▶ **SCOPO DEL COMPITO**
Ripeti parola per parola le righe del materiale che vanno dall'inizio fino alla riga contenente "point xyxy=(707,434,717,444)", con entrambi gli estremi inclusi.
▬▬▬▬▬▬
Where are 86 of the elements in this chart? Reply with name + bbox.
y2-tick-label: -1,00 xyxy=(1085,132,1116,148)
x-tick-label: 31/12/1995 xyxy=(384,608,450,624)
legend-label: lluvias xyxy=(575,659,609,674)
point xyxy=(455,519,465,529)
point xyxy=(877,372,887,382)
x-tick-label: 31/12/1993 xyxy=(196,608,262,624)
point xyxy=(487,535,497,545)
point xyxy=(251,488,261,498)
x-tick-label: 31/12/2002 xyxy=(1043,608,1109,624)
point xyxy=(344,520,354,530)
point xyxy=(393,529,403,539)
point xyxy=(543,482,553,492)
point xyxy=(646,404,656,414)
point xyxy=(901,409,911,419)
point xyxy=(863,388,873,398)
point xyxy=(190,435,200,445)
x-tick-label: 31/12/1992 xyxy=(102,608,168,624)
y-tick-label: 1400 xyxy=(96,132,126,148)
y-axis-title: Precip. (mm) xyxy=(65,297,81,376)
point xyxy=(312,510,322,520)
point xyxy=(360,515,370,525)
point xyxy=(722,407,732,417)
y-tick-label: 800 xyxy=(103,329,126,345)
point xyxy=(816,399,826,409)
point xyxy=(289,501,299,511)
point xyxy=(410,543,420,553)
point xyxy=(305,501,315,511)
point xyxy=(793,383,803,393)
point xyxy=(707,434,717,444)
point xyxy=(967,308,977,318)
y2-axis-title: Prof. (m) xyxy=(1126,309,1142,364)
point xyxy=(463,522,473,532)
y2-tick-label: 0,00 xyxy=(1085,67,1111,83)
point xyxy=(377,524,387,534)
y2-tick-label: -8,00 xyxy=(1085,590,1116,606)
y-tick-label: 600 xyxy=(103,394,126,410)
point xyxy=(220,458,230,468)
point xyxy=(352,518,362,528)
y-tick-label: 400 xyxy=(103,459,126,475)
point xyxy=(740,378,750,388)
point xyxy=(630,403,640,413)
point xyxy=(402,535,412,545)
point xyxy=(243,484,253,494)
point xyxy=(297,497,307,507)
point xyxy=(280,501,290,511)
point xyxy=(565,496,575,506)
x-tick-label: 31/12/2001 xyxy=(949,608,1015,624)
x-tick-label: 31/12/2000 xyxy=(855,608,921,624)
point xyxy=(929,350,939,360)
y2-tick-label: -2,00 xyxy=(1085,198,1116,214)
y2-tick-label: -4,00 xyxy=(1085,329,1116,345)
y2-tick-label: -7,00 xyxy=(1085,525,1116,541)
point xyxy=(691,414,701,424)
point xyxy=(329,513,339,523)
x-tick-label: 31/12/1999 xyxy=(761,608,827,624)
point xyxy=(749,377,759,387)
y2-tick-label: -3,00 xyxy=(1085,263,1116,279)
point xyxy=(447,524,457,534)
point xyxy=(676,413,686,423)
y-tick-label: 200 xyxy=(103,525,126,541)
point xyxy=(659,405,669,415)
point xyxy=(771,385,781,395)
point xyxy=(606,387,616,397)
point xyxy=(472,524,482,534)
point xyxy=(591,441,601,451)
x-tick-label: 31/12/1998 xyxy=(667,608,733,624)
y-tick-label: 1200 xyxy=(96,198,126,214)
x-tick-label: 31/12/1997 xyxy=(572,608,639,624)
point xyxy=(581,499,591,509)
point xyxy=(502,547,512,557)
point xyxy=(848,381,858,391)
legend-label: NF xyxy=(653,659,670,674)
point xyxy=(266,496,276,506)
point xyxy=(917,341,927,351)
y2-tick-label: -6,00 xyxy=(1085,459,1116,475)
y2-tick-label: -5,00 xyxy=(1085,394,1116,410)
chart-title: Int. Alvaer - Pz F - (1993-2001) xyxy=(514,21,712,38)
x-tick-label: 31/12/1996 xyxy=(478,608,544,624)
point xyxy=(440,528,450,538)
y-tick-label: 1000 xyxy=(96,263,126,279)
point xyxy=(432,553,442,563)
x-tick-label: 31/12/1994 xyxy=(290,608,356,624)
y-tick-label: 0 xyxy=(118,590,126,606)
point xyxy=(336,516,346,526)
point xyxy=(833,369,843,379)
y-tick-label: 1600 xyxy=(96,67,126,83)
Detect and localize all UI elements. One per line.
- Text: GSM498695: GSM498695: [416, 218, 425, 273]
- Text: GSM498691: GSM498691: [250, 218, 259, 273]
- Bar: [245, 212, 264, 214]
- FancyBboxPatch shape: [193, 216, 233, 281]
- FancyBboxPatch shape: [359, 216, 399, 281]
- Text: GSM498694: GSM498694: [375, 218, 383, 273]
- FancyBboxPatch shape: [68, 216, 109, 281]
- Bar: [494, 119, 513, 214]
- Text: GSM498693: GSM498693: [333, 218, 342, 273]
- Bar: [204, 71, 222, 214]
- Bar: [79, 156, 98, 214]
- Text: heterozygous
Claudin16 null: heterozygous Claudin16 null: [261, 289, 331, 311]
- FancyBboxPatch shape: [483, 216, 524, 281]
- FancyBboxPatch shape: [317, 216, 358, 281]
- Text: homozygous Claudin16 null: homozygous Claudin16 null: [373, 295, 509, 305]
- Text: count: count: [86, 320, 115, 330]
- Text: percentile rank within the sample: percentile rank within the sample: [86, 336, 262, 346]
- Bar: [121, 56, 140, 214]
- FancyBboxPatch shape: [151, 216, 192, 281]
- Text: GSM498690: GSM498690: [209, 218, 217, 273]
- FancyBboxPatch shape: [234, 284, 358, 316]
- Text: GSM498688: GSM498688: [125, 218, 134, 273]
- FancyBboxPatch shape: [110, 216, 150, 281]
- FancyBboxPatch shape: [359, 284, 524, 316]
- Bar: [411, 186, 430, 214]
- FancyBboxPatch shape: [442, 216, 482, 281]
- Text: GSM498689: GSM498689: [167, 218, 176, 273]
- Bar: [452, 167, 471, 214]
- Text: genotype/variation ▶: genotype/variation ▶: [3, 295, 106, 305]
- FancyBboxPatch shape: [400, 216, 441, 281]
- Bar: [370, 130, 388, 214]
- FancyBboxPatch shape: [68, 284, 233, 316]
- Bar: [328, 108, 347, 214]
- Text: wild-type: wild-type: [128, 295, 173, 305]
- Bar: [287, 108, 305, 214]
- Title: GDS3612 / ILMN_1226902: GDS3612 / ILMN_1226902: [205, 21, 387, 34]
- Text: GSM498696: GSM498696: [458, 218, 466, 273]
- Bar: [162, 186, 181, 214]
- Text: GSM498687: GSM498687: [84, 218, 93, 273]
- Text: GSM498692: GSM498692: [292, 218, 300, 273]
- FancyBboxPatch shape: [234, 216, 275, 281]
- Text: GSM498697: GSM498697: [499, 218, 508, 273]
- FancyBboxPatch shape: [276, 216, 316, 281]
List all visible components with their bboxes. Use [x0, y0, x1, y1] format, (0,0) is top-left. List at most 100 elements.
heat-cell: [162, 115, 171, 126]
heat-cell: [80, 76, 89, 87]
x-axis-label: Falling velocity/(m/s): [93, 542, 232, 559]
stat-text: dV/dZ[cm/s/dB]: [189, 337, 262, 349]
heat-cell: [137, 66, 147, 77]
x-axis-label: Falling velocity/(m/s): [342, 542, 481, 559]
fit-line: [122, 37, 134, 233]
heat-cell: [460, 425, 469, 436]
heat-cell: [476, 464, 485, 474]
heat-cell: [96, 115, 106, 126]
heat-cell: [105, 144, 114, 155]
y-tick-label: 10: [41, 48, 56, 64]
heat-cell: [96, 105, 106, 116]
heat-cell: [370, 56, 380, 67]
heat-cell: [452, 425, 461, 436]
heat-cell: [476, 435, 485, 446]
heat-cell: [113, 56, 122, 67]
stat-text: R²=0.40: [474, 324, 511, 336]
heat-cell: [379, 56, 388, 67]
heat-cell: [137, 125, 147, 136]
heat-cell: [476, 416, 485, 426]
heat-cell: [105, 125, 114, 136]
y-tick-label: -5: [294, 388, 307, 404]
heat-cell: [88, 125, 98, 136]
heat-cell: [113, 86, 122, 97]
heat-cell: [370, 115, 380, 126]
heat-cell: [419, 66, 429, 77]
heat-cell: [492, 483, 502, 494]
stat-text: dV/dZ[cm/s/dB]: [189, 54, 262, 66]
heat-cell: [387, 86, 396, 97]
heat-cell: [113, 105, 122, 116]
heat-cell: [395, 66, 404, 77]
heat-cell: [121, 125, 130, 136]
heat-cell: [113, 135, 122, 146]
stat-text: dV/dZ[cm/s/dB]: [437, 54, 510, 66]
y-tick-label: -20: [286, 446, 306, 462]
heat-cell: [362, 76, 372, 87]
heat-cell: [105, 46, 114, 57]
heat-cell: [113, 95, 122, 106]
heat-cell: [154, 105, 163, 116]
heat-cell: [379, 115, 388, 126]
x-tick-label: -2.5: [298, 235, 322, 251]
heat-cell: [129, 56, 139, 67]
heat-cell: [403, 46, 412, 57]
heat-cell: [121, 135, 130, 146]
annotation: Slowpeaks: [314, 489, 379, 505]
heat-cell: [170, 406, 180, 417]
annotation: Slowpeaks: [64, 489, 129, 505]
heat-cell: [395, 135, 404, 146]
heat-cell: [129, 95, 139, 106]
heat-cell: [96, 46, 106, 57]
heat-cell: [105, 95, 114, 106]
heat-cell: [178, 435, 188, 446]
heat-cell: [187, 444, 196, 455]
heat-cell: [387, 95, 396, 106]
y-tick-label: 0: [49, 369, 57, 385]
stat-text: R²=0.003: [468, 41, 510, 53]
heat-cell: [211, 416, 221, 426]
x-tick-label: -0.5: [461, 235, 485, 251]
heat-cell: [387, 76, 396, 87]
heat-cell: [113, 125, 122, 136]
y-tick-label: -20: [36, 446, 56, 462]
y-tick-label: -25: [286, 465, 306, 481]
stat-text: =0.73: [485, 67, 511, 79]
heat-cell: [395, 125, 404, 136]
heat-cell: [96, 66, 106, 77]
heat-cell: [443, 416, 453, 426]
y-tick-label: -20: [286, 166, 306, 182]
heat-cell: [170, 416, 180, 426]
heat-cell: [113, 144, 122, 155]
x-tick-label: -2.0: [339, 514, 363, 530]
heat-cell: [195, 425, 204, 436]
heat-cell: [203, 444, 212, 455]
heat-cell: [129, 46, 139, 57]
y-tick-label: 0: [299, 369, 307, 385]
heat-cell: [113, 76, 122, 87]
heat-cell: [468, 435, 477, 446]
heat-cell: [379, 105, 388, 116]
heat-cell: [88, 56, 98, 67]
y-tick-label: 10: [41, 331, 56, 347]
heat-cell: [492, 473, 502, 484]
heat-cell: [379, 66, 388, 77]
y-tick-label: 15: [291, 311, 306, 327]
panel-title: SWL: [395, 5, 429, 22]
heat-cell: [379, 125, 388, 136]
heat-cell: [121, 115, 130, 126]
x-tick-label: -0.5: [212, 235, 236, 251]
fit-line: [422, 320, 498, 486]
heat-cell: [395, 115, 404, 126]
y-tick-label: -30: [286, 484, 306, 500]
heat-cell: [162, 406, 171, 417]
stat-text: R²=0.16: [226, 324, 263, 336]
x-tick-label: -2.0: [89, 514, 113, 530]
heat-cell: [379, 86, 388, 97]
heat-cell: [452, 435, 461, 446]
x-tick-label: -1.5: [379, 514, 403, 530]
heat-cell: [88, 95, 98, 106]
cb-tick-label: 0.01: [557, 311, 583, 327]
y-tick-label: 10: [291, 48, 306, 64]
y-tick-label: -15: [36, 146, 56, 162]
▬▬▬▬▬▬
▶ **RISPOSTA COMPLETA**
Where are 86 of the elements in this chart? Reply with name + bbox.
y2-tick-label: -1,00 xyxy=(1085,132,1116,148)
x-tick-label: 31/12/1995 xyxy=(384,608,450,624)
legend-label: lluvias xyxy=(575,659,609,674)
point xyxy=(455,519,465,529)
point xyxy=(877,372,887,382)
x-tick-label: 31/12/1993 xyxy=(196,608,262,624)
point xyxy=(487,535,497,545)
point xyxy=(251,488,261,498)
x-tick-label: 31/12/2002 xyxy=(1043,608,1109,624)
point xyxy=(344,520,354,530)
point xyxy=(393,529,403,539)
point xyxy=(543,482,553,492)
point xyxy=(646,404,656,414)
point xyxy=(901,409,911,419)
point xyxy=(863,388,873,398)
point xyxy=(190,435,200,445)
x-tick-label: 31/12/1992 xyxy=(102,608,168,624)
y-tick-label: 1400 xyxy=(96,132,126,148)
y-axis-title: Precip. (mm) xyxy=(65,297,81,376)
point xyxy=(312,510,322,520)
point xyxy=(360,515,370,525)
point xyxy=(722,407,732,417)
y-tick-label: 800 xyxy=(103,329,126,345)
point xyxy=(816,399,826,409)
point xyxy=(289,501,299,511)
point xyxy=(410,543,420,553)
point xyxy=(305,501,315,511)
point xyxy=(793,383,803,393)
point xyxy=(707,434,717,444)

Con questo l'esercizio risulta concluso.